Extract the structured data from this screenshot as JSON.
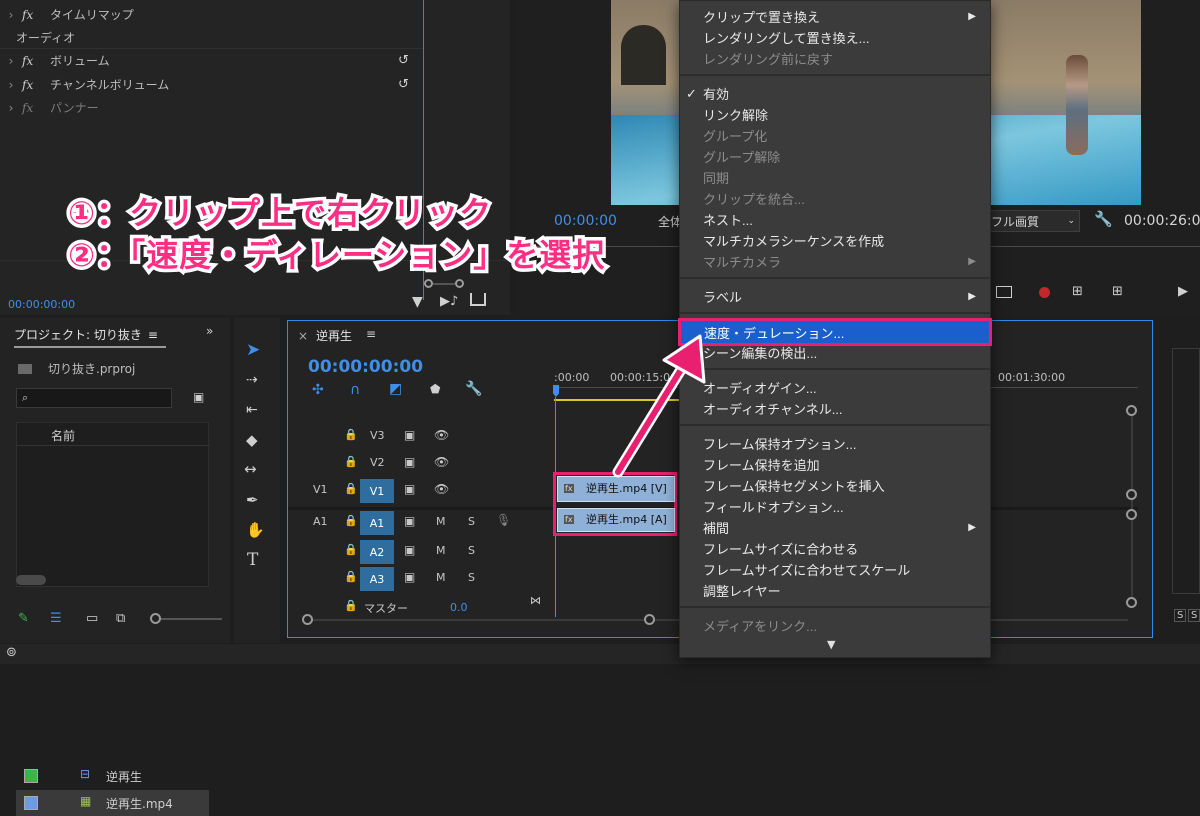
{
  "effect_controls": {
    "rows": [
      {
        "label": "タイムリマップ",
        "dim": false,
        "fx": true,
        "reset": false
      },
      {
        "label": "オーディオ",
        "dim": false,
        "fx": false,
        "header": true,
        "reset": false
      },
      {
        "label": "ボリューム",
        "dim": false,
        "fx": true,
        "reset": true
      },
      {
        "label": "チャンネルボリューム",
        "dim": false,
        "fx": true,
        "reset": true
      },
      {
        "label": "パンナー",
        "dim": true,
        "fx": true,
        "reset": false
      }
    ],
    "fx_label": "fx",
    "timecode": "00:00:00:00"
  },
  "annotation": {
    "line1": "①：クリップ上で右クリック",
    "line2": "②：「速度・ディレーション」を選択"
  },
  "program_monitor": {
    "timecode_left": "00:00:00",
    "fit_label": "全体",
    "quality": "フル画質",
    "timecode_right": "00:00:26:0"
  },
  "project": {
    "title": "プロジェクト: 切り抜き",
    "file": "切り抜き.prproj",
    "search_placeholder": "",
    "col_name": "名前",
    "items": [
      {
        "name": "逆再生",
        "color": "#3db34a"
      },
      {
        "name": "逆再生.mp4",
        "color": "#6d9be0"
      }
    ]
  },
  "timeline": {
    "tab": "逆再生",
    "timecode": "00:00:00:00",
    "ruler": [
      ":00:00",
      "00:00:15:00",
      "00:01:30:00"
    ],
    "video_tracks": [
      "V3",
      "V2",
      "V1"
    ],
    "audio_tracks": [
      "A1",
      "A2",
      "A3"
    ],
    "source_v": "V1",
    "source_a": "A1",
    "mute": "M",
    "solo": "S",
    "master": "マスター",
    "master_value": "0.0",
    "clip_video": "逆再生.mp4 [V]",
    "clip_audio": "逆再生.mp4 [A]",
    "fx_badge": "fx"
  },
  "context_menu": {
    "items": [
      {
        "label": "クリップで置き換え",
        "state": "normal",
        "submenu": true
      },
      {
        "label": "レンダリングして置き換え...",
        "state": "normal"
      },
      {
        "label": "レンダリング前に戻す",
        "state": "disabled"
      },
      {
        "sep": true
      },
      {
        "label": "有効",
        "state": "normal",
        "checked": true
      },
      {
        "label": "リンク解除",
        "state": "normal"
      },
      {
        "label": "グループ化",
        "state": "disabled"
      },
      {
        "label": "グループ解除",
        "state": "disabled"
      },
      {
        "label": "同期",
        "state": "disabled"
      },
      {
        "label": "クリップを統合...",
        "state": "disabled"
      },
      {
        "label": "ネスト...",
        "state": "normal"
      },
      {
        "label": "マルチカメラシーケンスを作成",
        "state": "normal"
      },
      {
        "label": "マルチカメラ",
        "state": "disabled",
        "submenu": true
      },
      {
        "sep": true
      },
      {
        "label": "ラベル",
        "state": "normal",
        "submenu": true
      },
      {
        "sep": true
      },
      {
        "label": "速度・デュレーション...",
        "state": "highlighted"
      },
      {
        "label": "シーン編集の検出...",
        "state": "normal"
      },
      {
        "sep": true
      },
      {
        "label": "オーディオゲイン...",
        "state": "normal"
      },
      {
        "label": "オーディオチャンネル...",
        "state": "normal"
      },
      {
        "sep": true
      },
      {
        "label": "フレーム保持オプション...",
        "state": "normal"
      },
      {
        "label": "フレーム保持を追加",
        "state": "normal"
      },
      {
        "label": "フレーム保持セグメントを挿入",
        "state": "normal"
      },
      {
        "label": "フィールドオプション...",
        "state": "normal"
      },
      {
        "label": "補間",
        "state": "normal",
        "submenu": true
      },
      {
        "label": "フレームサイズに合わせる",
        "state": "normal"
      },
      {
        "label": "フレームサイズに合わせてスケール",
        "state": "normal"
      },
      {
        "label": "調整レイヤー",
        "state": "normal"
      },
      {
        "sep": true
      },
      {
        "label": "メディアをリンク...",
        "state": "disabled"
      }
    ],
    "more_arrow": "▼",
    "check_glyph": "✓",
    "submenu_glyph": "▶"
  },
  "right_meters": {
    "s1": "S",
    "s2": "S"
  },
  "colors": {
    "accent_blue": "#2d8ceb",
    "highlight_pink": "#e8206f",
    "menu_highlight": "#1a5fcc"
  }
}
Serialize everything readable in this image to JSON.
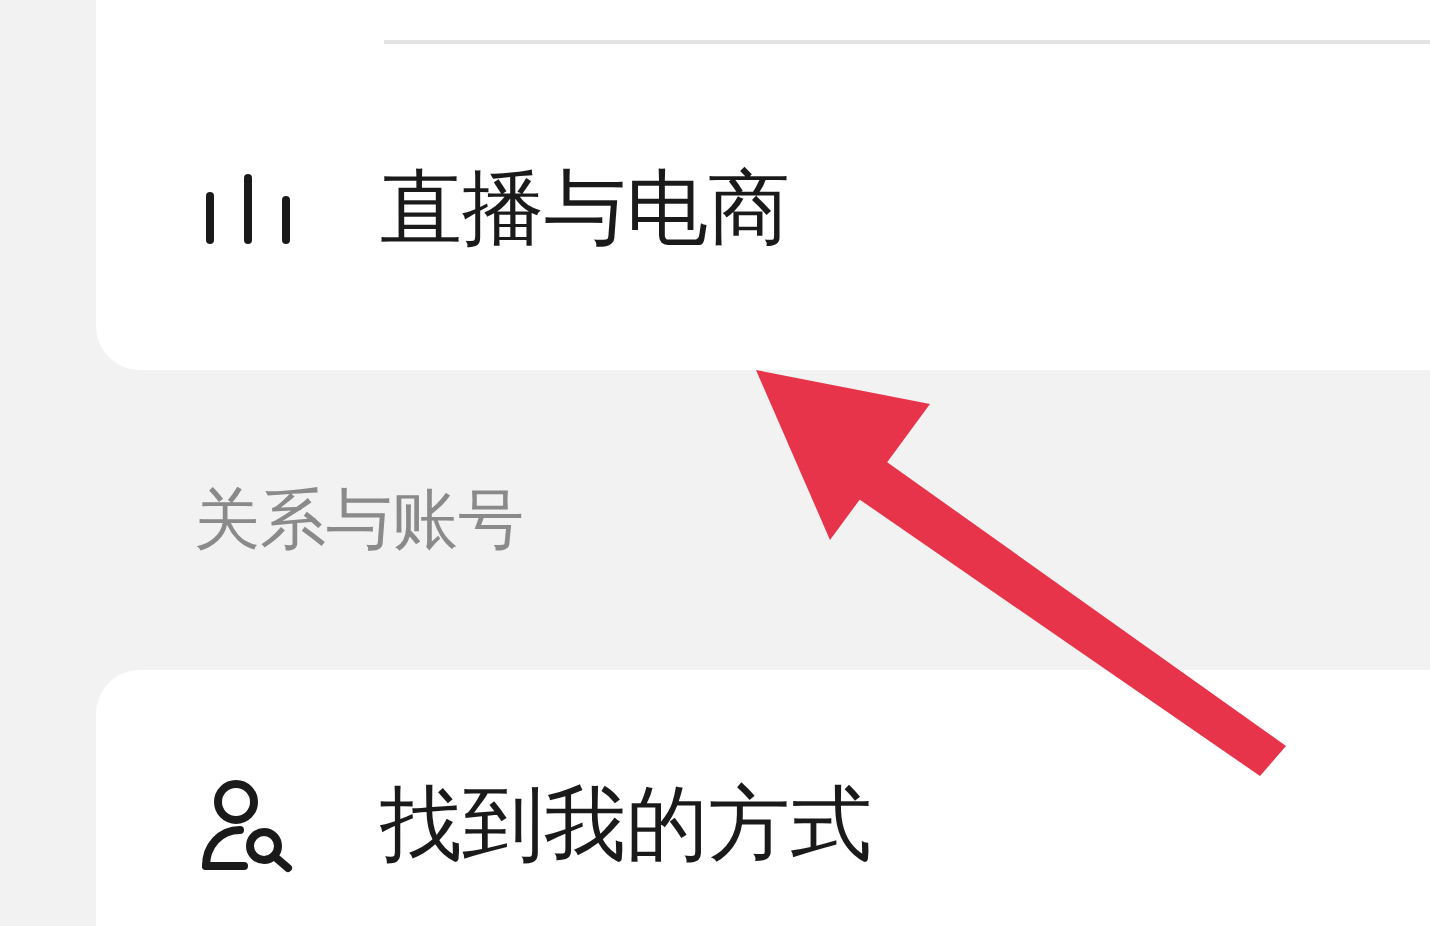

### Problem to solve
Write every entry out again exactly, dropping the pictures.

### Task result
Extract the structured data from this screenshot as JSON.
{
  "effect_controls": {
    "rows": [
      {
        "label": "タイムリマップ",
        "dim": false,
        "fx": true,
        "reset": false
      },
      {
        "label": "オーディオ",
        "dim": false,
        "fx": false,
        "header": true,
        "reset": false
      },
      {
        "label": "ボリューム",
        "dim": false,
        "fx": true,
        "reset": true
      },
      {
        "label": "チャンネルボリューム",
        "dim": false,
        "fx": true,
        "reset": true
      },
      {
        "label": "パンナー",
        "dim": true,
        "fx": true,
        "reset": false
      }
    ],
    "fx_label": "fx",
    "timecode": "00:00:00:00"
  },
  "annotation": {
    "line1": "①：クリップ上で右クリック",
    "line2": "②：「速度・ディレーション」を選択"
  },
  "program_monitor": {
    "timecode_left": "00:00:00",
    "fit_label": "全体",
    "quality": "フル画質",
    "timecode_right": "00:00:26:0"
  },
  "project": {
    "title": "プロジェクト: 切り抜き",
    "file": "切り抜き.prproj",
    "search_placeholder": "",
    "col_name": "名前",
    "items": [
      {
        "name": "逆再生",
        "color": "#3db34a"
      },
      {
        "name": "逆再生.mp4",
        "color": "#6d9be0"
      }
    ]
  },
  "timeline": {
    "tab": "逆再生",
    "timecode": "00:00:00:00",
    "ruler": [
      ":00:00",
      "00:00:15:00",
      "00:01:30:00"
    ],
    "video_tracks": [
      "V3",
      "V2",
      "V1"
    ],
    "audio_tracks": [
      "A1",
      "A2",
      "A3"
    ],
    "source_v": "V1",
    "source_a": "A1",
    "mute": "M",
    "solo": "S",
    "master": "マスター",
    "master_value": "0.0",
    "clip_video": "逆再生.mp4 [V]",
    "clip_audio": "逆再生.mp4 [A]",
    "fx_badge": "fx"
  },
  "context_menu": {
    "items": [
      {
        "label": "クリップで置き換え",
        "state": "normal",
        "submenu": true
      },
      {
        "label": "レンダリングして置き換え...",
        "state": "normal"
      },
      {
        "label": "レンダリング前に戻す",
        "state": "disabled"
      },
      {
        "sep": true
      },
      {
        "label": "有効",
        "state": "normal",
        "checked": true
      },
      {
        "label": "リンク解除",
        "state": "normal"
      },
      {
        "label": "グループ化",
        "state": "disabled"
      },
      {
        "label": "グループ解除",
        "state": "disabled"
      },
      {
        "label": "同期",
        "state": "disabled"
      },
      {
        "label": "クリップを統合...",
        "state": "disabled"
      },
      {
        "label": "ネスト...",
        "state": "normal"
      },
      {
        "label": "マルチカメラシーケンスを作成",
        "state": "normal"
      },
      {
        "label": "マルチカメラ",
        "state": "disabled",
        "submenu": true
      },
      {
        "sep": true
      },
      {
        "label": "ラベル",
        "state": "normal",
        "submenu": true
      },
      {
        "sep": true
      },
      {
        "label": "速度・デュレーション...",
        "state": "highlighted"
      },
      {
        "label": "シーン編集の検出...",
        "state": "normal"
      },
      {
        "sep": true
      },
      {
        "label": "オーディオゲイン...",
        "state": "normal"
      },
      {
        "label": "オーディオチャンネル...",
        "state": "normal"
      },
      {
        "sep": true
      },
      {
        "label": "フレーム保持オプション...",
        "state": "normal"
      },
      {
        "label": "フレーム保持を追加",
        "state": "normal"
      },
      {
        "label": "フレーム保持セグメントを挿入",
        "state": "normal"
      },
      {
        "label": "フィールドオプション...",
        "state": "normal"
      },
      {
        "label": "補間",
        "state": "normal",
        "submenu": true
      },
      {
        "label": "フレームサイズに合わせる",
        "state": "normal"
      },
      {
        "label": "フレームサイズに合わせてスケール",
        "state": "normal"
      },
      {
        "label": "調整レイヤー",
        "state": "normal"
      },
      {
        "sep": true
      },
      {
        "label": "メディアをリンク...",
        "state": "disabled"
      }
    ],
    "more_arrow": "▼",
    "check_glyph": "✓",
    "submenu_glyph": "▶"
  },
  "right_meters": {
    "s1": "S",
    "s2": "S"
  },
  "colors": {
    "accent_blue": "#2d8ceb",
    "highlight_pink": "#e8206f",
    "menu_highlight": "#1a5fcc"
  }
}
Serialize everything readable in this image to JSON.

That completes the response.